THE TASK:
Read through the data and report every line in which the word "Kamran" occurs.

RECORD EXTRACTS:
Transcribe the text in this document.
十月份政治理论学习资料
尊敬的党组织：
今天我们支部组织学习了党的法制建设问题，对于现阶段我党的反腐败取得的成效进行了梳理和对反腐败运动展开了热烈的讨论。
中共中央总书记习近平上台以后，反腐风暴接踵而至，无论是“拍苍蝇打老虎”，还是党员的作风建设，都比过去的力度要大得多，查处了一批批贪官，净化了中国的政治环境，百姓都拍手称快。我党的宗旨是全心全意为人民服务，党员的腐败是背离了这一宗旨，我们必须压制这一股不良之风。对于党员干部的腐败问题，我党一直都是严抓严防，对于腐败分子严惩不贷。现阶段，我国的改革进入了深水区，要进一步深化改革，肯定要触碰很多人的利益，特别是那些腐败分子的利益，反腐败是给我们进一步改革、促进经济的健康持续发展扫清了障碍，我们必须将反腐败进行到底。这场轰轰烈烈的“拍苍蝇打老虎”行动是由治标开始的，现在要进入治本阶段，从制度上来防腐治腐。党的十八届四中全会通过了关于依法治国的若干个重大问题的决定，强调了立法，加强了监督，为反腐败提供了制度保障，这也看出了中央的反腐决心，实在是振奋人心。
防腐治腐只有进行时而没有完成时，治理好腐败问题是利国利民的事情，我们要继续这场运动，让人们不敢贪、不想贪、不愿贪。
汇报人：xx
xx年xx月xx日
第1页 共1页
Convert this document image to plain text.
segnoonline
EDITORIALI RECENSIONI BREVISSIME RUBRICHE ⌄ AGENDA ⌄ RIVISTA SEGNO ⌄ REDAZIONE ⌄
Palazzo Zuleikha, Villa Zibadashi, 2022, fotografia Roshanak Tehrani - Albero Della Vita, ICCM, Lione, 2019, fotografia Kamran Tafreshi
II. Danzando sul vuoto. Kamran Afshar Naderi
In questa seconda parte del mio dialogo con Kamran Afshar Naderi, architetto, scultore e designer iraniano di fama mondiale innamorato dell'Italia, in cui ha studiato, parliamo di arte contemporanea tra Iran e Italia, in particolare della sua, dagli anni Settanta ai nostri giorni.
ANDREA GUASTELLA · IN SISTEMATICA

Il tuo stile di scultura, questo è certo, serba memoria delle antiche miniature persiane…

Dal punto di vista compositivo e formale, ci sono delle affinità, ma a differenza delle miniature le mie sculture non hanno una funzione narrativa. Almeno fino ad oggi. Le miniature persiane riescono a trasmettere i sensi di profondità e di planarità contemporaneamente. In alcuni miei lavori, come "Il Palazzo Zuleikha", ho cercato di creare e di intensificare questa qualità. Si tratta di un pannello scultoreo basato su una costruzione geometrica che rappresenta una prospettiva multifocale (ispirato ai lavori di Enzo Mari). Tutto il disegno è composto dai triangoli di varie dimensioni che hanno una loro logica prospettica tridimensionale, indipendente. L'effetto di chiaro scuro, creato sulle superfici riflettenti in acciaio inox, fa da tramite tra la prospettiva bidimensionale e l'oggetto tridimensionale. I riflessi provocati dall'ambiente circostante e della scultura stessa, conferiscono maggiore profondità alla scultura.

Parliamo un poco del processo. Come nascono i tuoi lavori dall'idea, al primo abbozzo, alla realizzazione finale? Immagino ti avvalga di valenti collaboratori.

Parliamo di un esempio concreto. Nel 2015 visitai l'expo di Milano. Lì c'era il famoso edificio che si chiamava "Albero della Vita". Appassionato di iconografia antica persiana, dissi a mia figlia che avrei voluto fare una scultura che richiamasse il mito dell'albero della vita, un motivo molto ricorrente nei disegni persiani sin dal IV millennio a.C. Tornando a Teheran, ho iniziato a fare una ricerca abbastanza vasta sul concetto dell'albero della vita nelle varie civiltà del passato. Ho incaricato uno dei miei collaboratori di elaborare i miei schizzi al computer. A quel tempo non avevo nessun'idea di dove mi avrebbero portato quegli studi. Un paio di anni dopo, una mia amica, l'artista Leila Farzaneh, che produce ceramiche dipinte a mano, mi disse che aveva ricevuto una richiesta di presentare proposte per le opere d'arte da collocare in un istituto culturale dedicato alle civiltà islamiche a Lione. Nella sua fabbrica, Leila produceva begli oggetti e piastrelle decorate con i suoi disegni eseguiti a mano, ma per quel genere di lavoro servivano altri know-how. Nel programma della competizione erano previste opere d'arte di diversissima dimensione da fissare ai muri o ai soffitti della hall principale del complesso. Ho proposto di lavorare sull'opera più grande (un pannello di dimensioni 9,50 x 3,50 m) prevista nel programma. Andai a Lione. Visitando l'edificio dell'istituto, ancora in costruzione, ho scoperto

ANSWER TO THIS PROBLEM:
Palazzo Zuleikha, Villa Zibadashi, 2022, fotografia Roshanak Tehrani - Albero Della Vita, ICCM, Lione, 2019, fotografia Kamran Tafreshi
II. Danzando sul vuoto. Kamran Afshar Naderi
In questa seconda parte del mio dialogo con Kamran Afshar Naderi, architetto, scultore e designer iraniano di fama mondiale innamorato dell'Italia, in cui ha studiato, parliamo di arte contemporanea tra Iran e Italia, in particolare della sua, dagli anni Settanta ai nostri giorni.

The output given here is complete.